------ Data for processing ------

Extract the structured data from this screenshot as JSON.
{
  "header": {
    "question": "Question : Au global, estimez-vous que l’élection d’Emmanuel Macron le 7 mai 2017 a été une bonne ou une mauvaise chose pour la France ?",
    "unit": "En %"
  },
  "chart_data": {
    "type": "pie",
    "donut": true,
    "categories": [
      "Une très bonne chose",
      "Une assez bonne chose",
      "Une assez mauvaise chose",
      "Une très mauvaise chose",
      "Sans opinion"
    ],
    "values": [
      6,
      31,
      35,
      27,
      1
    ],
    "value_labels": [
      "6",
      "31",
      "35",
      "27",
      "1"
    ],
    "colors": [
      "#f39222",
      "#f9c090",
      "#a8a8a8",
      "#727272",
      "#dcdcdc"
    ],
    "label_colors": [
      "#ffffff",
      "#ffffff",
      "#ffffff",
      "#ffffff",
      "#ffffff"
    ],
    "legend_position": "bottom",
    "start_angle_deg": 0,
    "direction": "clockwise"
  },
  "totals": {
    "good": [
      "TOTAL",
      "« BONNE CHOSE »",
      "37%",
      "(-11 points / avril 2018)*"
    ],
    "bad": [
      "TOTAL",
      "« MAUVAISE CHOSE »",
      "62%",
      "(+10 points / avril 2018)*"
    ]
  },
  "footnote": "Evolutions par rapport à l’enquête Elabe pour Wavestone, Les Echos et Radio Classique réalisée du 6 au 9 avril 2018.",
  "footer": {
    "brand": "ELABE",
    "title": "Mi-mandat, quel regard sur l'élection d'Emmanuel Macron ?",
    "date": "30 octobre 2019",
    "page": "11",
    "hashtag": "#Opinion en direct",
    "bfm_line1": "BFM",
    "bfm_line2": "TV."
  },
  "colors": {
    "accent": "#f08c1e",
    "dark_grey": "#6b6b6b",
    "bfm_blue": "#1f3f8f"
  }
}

------

### Task instructions
Reproduce all of the entries word for word.

### Solution for this task
Extract the structured data from this screenshot as JSON.
{
  "header": {
    "question": "Question : Au global, estimez-vous que l’élection d’Emmanuel Macron le 7 mai 2017 a été une bonne ou une mauvaise chose pour la France ?",
    "unit": "En %"
  },
  "chart_data": {
    "type": "pie",
    "donut": true,
    "categories": [
      "Une très bonne chose",
      "Une assez bonne chose",
      "Une assez mauvaise chose",
      "Une très mauvaise chose",
      "Sans opinion"
    ],
    "values": [
      6,
      31,
      35,
      27,
      1
    ],
    "value_labels": [
      "6",
      "31",
      "35",
      "27",
      "1"
    ],
    "colors": [
      "#f39222",
      "#f9c090",
      "#a8a8a8",
      "#727272",
      "#dcdcdc"
    ],
    "label_colors": [
      "#ffffff",
      "#ffffff",
      "#ffffff",
      "#ffffff",
      "#ffffff"
    ],
    "legend_position": "bottom",
    "start_angle_deg": 0,
    "direction": "clockwise"
  },
  "totals": {
    "good": [
      "TOTAL",
      "« BONNE CHOSE »",
      "37%",
      "(-11 points / avril 2018)*"
    ],
    "bad": [
      "TOTAL",
      "« MAUVAISE CHOSE »",
      "62%",
      "(+10 points / avril 2018)*"
    ]
  },
  "footnote": "Evolutions par rapport à l’enquête Elabe pour Wavestone, Les Echos et Radio Classique réalisée du 6 au 9 avril 2018.",
  "footer": {
    "brand": "ELABE",
    "title": "Mi-mandat, quel regard sur l'élection d'Emmanuel Macron ?",
    "date": "30 octobre 2019",
    "page": "11",
    "hashtag": "#Opinion en direct",
    "bfm_line1": "BFM",
    "bfm_line2": "TV."
  },
  "colors": {
    "accent": "#f08c1e",
    "dark_grey": "#6b6b6b",
    "bfm_blue": "#1f3f8f"
  }
}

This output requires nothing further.